Character creation is the big one.  I want my character to be different from others.  Playing WoW and having the same 1st level dwarf paladin as everyone else is lame, as is hitting level 80 and having essentially the same one as everyone else because although there are choices in reality everyone chooses the same thing.  HERO is for me the ultimate character creation game.  I used to just make new characters for fun.  For this reason I prefer point based games over level based games.

Combat is the heart of most games.  Therefore I want it to be interesting.  Specifically I want options in combat.  Just attacking over and over again mindlessly gets old fast.  Combat does not have to be realistic.  It should be reasonably fast - I want my turn to be slow but everyone else's to be fast.  And I want combat to vary by setting and foe.  If fighting skeletons on the stairs in the dark is the same as fighting orcs in a grassy field at noon, I have a problem with that.  A problem with point based systems is that actions tend to be simple and similar.  D&D could create incredibly diverse spells because they simply made them up - in HERO the mechanics of creating them tend to make them really play the same.

........

**What you need to do:**
1. In the piece on role-playing game preferences, which game does the writer call the ultimate character creation game?
2. Carry on the piece on role-playing game preferences, starting right after its final sentence.

**Recorded data:**
........

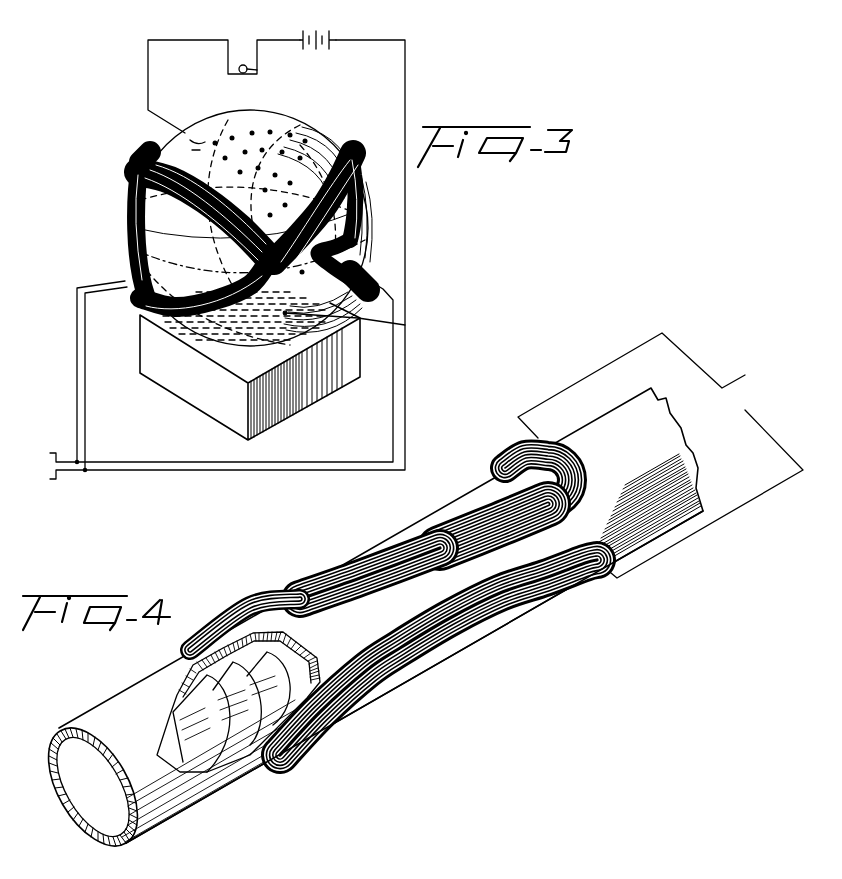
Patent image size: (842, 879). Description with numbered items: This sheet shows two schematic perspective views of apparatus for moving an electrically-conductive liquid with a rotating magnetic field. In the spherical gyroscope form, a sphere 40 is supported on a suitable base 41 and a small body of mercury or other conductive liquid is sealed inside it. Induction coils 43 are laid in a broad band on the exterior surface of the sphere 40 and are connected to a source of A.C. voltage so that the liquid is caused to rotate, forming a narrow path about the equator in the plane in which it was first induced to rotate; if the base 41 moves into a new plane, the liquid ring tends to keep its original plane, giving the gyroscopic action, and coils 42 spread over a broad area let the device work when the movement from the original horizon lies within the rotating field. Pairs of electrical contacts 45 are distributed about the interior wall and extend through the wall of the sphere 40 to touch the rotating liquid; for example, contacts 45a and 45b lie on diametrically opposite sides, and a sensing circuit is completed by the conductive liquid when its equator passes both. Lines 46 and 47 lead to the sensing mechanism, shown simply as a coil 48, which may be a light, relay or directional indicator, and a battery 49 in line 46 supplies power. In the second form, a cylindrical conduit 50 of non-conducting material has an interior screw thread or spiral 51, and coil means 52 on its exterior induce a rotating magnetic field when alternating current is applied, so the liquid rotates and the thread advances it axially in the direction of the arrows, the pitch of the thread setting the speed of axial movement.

........

**Written answers:**
1. HERO.

2.
Skill resolution is the least important.  I want it to be predictable and easy.  If my character is good at sneaking, he should be able to succeed most of the time.  I don't need a lot of rules around it - just a simple mechanic for it.  I have found that having a lot of skills was annoying because it meant that it was hard for a character to be good at what you think they should be good at. 

I am reasonably happy with Savage Worlds.  Characters are somewhat diverse, combat has its options (and you can create more edges to provide more options) and skill resolution is very simple.  What bugs me about it is the lack of attributes really affecting skills, and some specific actions.